_WRITTEN EXERCISE_
Determine which lines of the records include the word "عليه", and copy them.

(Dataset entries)
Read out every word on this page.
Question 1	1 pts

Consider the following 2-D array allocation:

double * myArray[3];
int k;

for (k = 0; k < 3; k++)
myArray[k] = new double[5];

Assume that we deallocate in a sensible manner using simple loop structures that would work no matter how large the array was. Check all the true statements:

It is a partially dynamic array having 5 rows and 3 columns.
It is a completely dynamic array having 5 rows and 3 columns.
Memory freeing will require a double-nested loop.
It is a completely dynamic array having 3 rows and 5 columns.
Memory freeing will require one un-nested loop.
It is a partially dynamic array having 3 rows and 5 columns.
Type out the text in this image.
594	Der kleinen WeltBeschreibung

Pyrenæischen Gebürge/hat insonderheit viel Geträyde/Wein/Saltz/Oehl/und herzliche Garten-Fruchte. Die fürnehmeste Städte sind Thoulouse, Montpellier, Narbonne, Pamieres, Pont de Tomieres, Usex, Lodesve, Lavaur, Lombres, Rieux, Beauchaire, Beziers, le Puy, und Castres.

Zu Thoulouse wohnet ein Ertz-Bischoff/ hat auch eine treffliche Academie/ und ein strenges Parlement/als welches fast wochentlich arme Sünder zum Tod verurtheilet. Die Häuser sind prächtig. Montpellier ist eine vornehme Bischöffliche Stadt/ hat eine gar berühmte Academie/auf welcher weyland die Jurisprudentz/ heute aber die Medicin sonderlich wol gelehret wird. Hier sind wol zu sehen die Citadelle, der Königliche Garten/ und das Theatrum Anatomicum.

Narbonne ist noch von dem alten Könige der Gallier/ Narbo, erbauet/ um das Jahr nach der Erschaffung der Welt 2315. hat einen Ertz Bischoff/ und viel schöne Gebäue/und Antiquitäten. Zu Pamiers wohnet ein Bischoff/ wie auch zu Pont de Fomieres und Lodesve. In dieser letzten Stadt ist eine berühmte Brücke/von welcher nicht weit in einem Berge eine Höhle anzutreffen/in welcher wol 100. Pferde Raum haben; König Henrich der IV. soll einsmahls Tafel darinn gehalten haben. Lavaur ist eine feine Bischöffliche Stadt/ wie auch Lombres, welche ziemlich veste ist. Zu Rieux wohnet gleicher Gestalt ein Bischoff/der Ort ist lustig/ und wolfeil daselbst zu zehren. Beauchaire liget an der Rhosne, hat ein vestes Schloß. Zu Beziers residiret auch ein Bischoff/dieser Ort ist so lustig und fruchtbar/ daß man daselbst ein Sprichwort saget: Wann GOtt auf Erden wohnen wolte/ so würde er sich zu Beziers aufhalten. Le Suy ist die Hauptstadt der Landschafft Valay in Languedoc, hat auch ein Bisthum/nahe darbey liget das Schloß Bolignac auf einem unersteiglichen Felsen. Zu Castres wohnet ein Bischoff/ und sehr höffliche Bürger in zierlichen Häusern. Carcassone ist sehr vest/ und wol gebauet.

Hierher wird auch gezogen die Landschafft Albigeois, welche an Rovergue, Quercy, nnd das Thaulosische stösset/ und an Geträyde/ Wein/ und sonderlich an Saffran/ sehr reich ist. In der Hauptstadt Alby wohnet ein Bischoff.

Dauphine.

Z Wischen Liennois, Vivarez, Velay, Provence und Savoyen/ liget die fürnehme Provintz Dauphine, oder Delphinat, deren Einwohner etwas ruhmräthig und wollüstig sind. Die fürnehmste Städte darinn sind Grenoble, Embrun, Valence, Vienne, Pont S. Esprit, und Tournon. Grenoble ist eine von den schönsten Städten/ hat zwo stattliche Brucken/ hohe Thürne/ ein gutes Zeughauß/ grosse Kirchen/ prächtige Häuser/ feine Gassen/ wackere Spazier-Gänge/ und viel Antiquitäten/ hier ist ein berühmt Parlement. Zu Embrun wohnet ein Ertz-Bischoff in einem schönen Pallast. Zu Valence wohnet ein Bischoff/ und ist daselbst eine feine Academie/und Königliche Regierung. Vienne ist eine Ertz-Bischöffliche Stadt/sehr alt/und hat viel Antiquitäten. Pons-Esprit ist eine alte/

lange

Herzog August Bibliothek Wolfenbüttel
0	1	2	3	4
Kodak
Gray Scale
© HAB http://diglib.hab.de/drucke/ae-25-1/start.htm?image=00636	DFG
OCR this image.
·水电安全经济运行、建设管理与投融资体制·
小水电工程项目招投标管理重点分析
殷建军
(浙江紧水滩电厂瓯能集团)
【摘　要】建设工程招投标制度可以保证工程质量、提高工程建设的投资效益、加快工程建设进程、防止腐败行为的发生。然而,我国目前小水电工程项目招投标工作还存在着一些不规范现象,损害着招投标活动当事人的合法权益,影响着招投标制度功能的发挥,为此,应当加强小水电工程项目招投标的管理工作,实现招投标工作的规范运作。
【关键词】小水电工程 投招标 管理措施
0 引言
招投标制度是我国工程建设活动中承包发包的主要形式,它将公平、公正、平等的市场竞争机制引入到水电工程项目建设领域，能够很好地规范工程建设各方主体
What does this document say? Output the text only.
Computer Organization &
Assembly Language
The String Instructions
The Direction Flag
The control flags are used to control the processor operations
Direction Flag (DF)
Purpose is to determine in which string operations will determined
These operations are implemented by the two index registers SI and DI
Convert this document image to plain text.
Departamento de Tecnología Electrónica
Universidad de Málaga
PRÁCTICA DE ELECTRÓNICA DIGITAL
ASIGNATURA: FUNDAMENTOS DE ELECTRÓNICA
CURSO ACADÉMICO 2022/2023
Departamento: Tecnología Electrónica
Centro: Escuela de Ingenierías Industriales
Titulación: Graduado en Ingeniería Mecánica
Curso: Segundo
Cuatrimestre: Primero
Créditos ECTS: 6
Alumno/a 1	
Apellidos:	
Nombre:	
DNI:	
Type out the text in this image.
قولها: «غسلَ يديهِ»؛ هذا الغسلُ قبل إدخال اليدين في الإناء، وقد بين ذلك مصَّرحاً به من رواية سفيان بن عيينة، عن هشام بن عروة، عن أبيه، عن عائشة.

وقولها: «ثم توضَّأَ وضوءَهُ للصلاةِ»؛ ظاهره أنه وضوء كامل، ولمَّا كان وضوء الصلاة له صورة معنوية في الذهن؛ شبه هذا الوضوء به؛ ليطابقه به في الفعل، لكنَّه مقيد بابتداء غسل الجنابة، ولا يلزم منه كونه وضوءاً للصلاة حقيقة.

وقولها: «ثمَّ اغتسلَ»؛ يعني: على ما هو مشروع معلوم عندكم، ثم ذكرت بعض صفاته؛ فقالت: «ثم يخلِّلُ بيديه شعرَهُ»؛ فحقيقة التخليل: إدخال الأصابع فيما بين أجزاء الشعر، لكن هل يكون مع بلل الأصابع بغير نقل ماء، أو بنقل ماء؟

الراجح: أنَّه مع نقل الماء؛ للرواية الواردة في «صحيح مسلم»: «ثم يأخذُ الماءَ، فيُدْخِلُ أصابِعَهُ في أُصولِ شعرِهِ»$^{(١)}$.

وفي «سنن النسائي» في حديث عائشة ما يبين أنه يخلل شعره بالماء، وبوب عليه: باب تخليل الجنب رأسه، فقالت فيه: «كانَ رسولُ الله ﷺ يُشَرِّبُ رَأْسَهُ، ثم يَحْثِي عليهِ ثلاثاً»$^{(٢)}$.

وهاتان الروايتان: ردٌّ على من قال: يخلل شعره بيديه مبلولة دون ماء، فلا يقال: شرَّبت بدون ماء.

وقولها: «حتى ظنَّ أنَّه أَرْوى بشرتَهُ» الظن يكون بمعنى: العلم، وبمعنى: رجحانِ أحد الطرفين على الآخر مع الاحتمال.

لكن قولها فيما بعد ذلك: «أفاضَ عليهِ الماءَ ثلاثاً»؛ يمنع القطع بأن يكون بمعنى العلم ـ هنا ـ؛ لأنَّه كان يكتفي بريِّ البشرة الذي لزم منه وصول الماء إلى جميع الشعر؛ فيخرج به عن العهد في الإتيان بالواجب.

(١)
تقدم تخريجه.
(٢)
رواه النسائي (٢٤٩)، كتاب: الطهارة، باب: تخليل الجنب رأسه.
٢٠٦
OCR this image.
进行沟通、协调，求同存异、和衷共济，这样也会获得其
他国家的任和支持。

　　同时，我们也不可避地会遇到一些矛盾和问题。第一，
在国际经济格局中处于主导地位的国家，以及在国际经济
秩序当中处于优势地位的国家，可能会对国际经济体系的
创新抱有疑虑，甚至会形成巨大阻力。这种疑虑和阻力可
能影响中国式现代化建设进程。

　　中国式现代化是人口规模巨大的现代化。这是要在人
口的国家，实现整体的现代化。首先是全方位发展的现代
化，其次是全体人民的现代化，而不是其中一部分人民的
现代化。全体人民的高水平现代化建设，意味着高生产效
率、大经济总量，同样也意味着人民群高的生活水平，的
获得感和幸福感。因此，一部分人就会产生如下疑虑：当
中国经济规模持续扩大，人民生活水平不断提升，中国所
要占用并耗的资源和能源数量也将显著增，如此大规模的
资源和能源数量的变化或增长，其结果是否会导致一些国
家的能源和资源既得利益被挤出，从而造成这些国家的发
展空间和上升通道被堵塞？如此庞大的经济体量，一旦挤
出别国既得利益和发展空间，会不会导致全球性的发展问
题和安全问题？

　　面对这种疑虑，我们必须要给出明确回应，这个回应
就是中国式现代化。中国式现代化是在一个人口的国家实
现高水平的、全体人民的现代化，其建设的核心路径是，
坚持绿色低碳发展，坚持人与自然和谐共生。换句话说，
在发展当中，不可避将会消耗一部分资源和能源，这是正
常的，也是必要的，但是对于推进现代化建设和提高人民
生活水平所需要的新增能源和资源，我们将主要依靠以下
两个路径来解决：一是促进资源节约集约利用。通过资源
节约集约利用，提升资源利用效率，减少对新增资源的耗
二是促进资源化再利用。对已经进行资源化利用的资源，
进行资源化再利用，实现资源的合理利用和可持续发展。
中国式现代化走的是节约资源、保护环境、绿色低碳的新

_OUTPUT FOR THIS EXERCISE_
وفي «سنن النسائي» في حديث عائشة ما يبين أنه يخلل شعره بالماء، وبوب عليه: باب تخليل الجنب رأسه، فقالت فيه: «كانَ رسولُ الله ﷺ يُشَرِّبُ رَأْسَهُ، ثم يَحْثِي عليهِ ثلاثاً»$^{(٢)}$.
لكن قولها فيما بعد ذلك: «أفاضَ عليهِ الماءَ ثلاثاً»؛ يمنع القطع بأن يكون بمعنى العلم ـ هنا ـ؛ لأنَّه كان يكتفي بريِّ البشرة الذي لزم منه وصول الماء إلى جميع الشعر؛ فيخرج به عن العهد في الإتيان بالواجب.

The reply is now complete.